## [What is being asked]
Search the records for "луговъ". Copy every line where it appears.

Raw records:
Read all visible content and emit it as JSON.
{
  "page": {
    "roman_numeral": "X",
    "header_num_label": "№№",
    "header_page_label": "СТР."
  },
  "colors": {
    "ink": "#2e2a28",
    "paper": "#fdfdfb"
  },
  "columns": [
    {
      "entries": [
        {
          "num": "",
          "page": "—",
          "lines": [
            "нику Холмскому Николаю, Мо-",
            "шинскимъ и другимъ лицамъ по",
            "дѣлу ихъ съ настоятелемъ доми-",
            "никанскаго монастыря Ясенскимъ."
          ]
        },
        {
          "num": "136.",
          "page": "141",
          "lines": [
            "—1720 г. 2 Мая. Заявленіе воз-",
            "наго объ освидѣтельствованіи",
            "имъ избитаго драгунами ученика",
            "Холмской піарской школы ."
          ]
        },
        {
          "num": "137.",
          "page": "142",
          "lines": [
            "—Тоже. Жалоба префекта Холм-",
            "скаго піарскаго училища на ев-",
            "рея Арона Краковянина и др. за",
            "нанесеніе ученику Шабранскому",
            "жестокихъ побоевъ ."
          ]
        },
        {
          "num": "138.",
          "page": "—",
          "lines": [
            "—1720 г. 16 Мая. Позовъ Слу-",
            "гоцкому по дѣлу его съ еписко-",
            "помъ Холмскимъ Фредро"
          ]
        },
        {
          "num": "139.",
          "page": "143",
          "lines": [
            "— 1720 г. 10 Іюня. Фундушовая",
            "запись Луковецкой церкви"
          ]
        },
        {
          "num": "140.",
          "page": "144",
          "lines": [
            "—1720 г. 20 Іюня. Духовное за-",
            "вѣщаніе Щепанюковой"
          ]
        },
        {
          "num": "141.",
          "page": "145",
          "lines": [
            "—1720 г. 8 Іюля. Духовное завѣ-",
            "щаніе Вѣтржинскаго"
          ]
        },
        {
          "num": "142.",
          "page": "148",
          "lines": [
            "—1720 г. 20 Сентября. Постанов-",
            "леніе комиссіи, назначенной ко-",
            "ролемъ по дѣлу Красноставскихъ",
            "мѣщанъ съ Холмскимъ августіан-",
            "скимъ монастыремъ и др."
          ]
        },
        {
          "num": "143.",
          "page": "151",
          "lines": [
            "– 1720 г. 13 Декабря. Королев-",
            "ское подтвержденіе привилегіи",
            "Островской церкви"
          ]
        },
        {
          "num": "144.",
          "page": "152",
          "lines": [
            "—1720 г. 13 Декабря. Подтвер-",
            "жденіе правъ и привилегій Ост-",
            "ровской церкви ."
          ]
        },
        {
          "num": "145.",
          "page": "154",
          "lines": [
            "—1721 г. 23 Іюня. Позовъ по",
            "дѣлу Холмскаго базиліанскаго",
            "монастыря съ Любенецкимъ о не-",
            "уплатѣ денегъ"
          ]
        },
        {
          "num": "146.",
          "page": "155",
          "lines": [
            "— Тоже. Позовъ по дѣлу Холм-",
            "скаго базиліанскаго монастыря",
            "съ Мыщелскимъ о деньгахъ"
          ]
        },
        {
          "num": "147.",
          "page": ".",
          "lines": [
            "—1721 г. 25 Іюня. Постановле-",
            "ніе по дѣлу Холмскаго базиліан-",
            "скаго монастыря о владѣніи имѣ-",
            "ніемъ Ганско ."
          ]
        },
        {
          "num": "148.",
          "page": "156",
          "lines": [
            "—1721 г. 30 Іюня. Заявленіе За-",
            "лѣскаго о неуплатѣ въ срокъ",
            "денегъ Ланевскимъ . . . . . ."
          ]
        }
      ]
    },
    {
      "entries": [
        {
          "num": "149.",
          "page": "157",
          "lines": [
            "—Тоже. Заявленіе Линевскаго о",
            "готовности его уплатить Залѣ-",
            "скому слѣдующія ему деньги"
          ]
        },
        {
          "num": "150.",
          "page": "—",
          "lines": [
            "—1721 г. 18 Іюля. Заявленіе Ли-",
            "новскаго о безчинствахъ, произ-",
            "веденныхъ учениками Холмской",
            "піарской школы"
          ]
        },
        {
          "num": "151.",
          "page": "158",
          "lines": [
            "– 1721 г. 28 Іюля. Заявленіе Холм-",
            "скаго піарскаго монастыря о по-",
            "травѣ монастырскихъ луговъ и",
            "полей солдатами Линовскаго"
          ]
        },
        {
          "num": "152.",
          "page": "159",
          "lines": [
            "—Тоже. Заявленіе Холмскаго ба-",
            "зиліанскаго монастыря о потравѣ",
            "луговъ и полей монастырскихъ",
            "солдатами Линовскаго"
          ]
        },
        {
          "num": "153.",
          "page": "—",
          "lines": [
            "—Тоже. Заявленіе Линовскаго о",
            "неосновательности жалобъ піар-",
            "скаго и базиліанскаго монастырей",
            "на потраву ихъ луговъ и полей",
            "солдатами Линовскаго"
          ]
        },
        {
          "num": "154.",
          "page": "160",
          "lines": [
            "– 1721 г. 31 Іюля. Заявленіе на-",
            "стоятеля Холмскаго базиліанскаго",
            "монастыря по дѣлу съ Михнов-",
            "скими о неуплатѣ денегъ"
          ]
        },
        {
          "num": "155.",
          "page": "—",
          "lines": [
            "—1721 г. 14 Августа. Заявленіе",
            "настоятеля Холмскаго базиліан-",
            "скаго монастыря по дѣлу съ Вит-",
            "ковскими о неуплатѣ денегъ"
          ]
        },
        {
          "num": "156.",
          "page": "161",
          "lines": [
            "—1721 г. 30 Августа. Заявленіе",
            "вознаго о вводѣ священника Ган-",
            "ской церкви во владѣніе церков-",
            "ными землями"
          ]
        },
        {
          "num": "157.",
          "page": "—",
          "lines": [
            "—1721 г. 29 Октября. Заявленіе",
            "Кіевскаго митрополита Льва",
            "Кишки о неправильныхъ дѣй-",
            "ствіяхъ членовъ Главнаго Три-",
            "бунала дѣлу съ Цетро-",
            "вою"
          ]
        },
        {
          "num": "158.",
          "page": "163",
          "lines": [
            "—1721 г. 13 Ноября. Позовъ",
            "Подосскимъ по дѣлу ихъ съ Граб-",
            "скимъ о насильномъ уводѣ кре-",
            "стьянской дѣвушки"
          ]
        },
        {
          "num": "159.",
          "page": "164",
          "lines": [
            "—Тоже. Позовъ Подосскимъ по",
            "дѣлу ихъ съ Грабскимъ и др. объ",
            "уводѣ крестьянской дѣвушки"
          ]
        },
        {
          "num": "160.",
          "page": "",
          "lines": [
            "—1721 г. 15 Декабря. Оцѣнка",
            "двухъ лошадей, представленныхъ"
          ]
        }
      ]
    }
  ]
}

## [Response to this task]
            "травѣ монастырскихъ луговъ и",
            "луговъ и полей монастырскихъ",
            "на потраву ихъ луговъ и полей",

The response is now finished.